## Task prompt
Return the entries below in their exact form, leaving the pictures out.

-- Entries supplied start --

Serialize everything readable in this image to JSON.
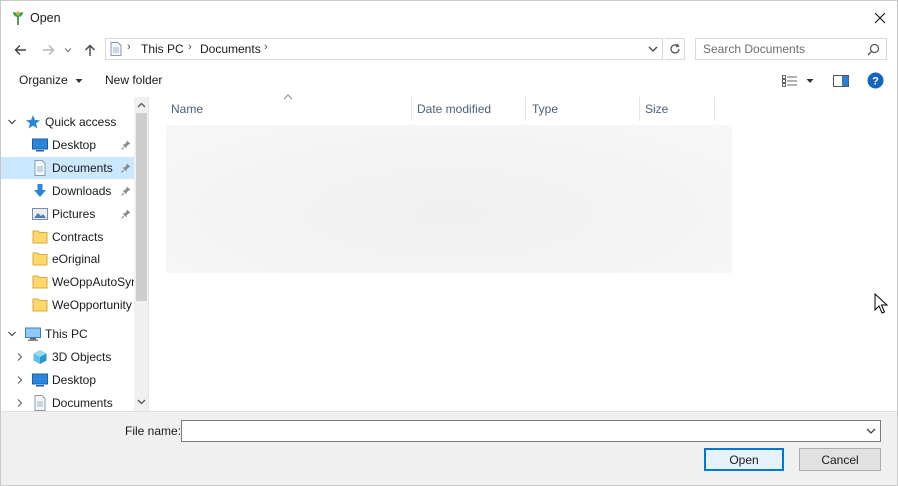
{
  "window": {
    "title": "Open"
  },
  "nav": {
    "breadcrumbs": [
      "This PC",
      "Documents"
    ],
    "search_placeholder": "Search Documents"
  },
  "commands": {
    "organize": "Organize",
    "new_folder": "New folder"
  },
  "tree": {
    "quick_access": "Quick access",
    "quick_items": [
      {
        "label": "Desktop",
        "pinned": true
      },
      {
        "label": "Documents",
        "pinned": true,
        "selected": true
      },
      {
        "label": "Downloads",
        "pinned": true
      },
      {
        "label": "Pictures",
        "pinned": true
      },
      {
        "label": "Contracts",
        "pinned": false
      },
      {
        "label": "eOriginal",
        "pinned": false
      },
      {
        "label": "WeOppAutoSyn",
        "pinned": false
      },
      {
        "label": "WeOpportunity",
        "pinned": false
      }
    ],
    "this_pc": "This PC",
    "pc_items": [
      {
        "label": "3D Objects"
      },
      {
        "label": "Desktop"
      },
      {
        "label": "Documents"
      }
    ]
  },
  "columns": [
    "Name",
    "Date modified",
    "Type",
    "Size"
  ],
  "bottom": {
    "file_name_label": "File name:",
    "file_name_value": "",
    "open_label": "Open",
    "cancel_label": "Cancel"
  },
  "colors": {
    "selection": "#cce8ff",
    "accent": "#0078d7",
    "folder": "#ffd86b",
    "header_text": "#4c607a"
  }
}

-- Entries supplied end --

## Written response
Serialize everything readable in this image to JSON.
{
  "window": {
    "title": "Open"
  },
  "nav": {
    "breadcrumbs": [
      "This PC",
      "Documents"
    ],
    "search_placeholder": "Search Documents"
  },
  "commands": {
    "organize": "Organize",
    "new_folder": "New folder"
  },
  "tree": {
    "quick_access": "Quick access",
    "quick_items": [
      {
        "label": "Desktop",
        "pinned": true
      },
      {
        "label": "Documents",
        "pinned": true,
        "selected": true
      },
      {
        "label": "Downloads",
        "pinned": true
      },
      {
        "label": "Pictures",
        "pinned": true
      },
      {
        "label": "Contracts",
        "pinned": false
      },
      {
        "label": "eOriginal",
        "pinned": false
      },
      {
        "label": "WeOppAutoSyn",
        "pinned": false
      },
      {
        "label": "WeOpportunity",
        "pinned": false
      }
    ],
    "this_pc": "This PC",
    "pc_items": [
      {
        "label": "3D Objects"
      },
      {
        "label": "Desktop"
      },
      {
        "label": "Documents"
      }
    ]
  },
  "columns": [
    "Name",
    "Date modified",
    "Type",
    "Size"
  ],
  "bottom": {
    "file_name_label": "File name:",
    "file_name_value": "",
    "open_label": "Open",
    "cancel_label": "Cancel"
  },
  "colors": {
    "selection": "#cce8ff",
    "accent": "#0078d7",
    "folder": "#ffd86b",
    "header_text": "#4c607a"
  }
}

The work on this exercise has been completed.